Copy every line that mentions the word "frac".

++++

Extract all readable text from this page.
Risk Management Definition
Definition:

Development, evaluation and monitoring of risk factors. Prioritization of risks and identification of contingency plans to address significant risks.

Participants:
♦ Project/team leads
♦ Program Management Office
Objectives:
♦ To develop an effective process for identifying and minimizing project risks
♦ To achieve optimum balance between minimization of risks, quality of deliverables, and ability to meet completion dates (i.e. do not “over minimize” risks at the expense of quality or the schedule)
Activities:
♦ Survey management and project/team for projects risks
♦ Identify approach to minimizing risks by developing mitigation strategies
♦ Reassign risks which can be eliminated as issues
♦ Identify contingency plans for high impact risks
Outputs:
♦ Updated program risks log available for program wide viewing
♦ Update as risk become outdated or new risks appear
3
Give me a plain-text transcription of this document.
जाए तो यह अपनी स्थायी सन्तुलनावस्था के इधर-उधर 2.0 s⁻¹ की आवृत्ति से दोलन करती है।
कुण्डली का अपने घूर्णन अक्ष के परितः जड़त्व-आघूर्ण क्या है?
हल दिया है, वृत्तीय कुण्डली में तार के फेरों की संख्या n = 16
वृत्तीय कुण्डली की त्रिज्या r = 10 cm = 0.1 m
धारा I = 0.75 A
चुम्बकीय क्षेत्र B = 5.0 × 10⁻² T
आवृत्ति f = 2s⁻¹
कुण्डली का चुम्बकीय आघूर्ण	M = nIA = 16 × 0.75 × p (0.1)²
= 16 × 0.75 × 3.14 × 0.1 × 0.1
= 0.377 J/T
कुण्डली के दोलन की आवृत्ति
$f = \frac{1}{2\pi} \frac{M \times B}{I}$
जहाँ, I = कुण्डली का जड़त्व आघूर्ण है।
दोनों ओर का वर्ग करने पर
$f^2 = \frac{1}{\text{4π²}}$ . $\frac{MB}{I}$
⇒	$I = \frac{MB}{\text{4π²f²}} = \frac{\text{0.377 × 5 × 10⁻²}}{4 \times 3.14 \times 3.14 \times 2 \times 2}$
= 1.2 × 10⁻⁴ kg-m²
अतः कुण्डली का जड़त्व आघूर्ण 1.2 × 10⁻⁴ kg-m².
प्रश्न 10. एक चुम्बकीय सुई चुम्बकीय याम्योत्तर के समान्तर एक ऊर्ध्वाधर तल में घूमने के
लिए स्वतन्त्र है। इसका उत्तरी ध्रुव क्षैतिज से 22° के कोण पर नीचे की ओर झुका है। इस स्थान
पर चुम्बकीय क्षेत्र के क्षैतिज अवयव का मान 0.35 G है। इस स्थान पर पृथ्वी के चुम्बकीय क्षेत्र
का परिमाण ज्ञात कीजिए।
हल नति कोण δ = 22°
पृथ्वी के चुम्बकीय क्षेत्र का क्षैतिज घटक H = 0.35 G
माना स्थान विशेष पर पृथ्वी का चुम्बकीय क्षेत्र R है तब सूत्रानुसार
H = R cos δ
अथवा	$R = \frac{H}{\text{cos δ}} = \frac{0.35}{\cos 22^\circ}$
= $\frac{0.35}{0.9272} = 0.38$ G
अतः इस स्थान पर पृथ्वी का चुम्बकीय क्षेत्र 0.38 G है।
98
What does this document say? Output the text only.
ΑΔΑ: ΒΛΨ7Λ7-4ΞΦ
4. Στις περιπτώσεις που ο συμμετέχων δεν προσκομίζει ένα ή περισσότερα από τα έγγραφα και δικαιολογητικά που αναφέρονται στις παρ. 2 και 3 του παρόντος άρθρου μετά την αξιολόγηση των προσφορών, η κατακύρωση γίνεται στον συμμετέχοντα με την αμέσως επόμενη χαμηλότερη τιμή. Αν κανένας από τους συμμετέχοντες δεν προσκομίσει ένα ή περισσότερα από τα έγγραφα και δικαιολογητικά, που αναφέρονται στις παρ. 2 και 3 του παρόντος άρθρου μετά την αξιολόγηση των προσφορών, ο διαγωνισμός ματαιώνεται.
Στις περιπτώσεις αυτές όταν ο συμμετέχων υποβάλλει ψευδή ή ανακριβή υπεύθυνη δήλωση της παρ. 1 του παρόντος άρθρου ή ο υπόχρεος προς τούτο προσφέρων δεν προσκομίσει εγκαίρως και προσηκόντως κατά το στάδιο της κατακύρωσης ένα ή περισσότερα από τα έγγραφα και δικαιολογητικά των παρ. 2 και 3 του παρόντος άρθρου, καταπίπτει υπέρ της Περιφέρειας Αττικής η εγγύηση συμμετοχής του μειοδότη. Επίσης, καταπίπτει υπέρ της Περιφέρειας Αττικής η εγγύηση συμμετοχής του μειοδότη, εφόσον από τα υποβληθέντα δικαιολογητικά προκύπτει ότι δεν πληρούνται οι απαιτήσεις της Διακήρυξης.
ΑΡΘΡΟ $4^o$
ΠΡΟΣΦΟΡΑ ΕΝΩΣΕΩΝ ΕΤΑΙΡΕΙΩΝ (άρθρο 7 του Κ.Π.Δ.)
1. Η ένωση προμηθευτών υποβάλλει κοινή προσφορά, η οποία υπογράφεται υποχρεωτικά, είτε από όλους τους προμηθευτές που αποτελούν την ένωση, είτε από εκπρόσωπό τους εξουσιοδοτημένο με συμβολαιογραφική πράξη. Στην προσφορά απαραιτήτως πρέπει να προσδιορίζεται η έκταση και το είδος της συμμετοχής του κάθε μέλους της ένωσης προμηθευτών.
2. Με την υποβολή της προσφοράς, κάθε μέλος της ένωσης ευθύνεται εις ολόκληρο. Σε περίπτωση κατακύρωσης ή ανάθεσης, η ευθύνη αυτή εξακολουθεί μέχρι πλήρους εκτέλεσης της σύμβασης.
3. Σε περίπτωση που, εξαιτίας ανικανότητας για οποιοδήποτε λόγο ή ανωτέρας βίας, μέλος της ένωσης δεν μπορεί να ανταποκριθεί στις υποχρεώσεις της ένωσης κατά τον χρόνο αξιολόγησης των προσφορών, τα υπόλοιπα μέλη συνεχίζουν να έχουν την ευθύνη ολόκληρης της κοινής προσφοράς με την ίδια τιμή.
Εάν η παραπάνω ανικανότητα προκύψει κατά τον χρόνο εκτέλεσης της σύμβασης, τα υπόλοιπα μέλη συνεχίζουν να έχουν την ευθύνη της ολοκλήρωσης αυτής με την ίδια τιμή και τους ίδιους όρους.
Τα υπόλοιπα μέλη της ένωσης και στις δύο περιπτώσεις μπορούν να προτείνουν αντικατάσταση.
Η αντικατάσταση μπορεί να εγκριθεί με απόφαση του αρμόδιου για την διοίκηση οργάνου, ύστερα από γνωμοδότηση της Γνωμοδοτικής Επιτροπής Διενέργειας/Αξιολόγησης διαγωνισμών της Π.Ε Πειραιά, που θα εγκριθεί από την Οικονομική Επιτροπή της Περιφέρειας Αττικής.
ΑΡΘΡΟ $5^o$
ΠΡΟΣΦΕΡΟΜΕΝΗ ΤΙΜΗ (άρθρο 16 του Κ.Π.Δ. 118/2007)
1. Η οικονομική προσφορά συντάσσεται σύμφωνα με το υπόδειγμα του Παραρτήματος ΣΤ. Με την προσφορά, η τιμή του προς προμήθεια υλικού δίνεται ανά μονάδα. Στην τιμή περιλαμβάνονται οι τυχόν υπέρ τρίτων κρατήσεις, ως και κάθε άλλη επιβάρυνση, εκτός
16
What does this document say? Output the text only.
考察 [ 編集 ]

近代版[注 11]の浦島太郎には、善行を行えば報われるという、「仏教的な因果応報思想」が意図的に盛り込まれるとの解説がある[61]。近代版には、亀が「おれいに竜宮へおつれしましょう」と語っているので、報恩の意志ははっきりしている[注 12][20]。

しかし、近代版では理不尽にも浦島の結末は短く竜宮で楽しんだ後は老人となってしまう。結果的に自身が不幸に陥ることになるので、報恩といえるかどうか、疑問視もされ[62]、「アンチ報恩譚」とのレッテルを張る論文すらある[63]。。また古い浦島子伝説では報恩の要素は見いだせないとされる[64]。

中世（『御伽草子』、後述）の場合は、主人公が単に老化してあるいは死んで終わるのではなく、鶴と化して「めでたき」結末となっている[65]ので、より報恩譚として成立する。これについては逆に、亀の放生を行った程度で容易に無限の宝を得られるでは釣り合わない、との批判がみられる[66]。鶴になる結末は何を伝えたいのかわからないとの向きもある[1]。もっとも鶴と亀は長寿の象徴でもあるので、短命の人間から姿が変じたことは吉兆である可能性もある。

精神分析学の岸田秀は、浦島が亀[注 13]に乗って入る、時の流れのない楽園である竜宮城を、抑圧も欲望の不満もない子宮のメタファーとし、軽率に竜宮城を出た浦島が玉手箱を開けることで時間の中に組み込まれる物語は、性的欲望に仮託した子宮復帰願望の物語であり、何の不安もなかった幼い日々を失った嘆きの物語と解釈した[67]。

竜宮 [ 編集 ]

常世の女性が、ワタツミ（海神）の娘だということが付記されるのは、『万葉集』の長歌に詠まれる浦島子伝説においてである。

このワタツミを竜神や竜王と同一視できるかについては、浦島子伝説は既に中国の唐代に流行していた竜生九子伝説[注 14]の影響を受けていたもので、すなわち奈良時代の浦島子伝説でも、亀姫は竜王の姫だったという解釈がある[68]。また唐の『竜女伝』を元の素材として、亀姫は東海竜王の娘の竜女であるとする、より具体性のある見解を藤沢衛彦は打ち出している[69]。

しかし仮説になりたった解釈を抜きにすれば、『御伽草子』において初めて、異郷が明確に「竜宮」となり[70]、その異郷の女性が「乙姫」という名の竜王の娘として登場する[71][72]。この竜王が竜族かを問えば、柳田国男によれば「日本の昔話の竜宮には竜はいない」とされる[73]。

++++

> **Reply to the exercise**
$f = \frac{1}{2\pi} \frac{M \times B}{I}$
$f^2 = \frac{1}{\text{4π²}}$ . $\frac{MB}{I}$
⇒	$I = \frac{MB}{\text{4π²f²}} = \frac{\text{0.377 × 5 × 10⁻²}}{4 \times 3.14 \times 3.14 \times 2 \times 2}$
अथवा	$R = \frac{H}{\text{cos δ}} = \frac{0.35}{\cos 22^\circ}$
= $\frac{0.35}{0.9272} = 0.38$ G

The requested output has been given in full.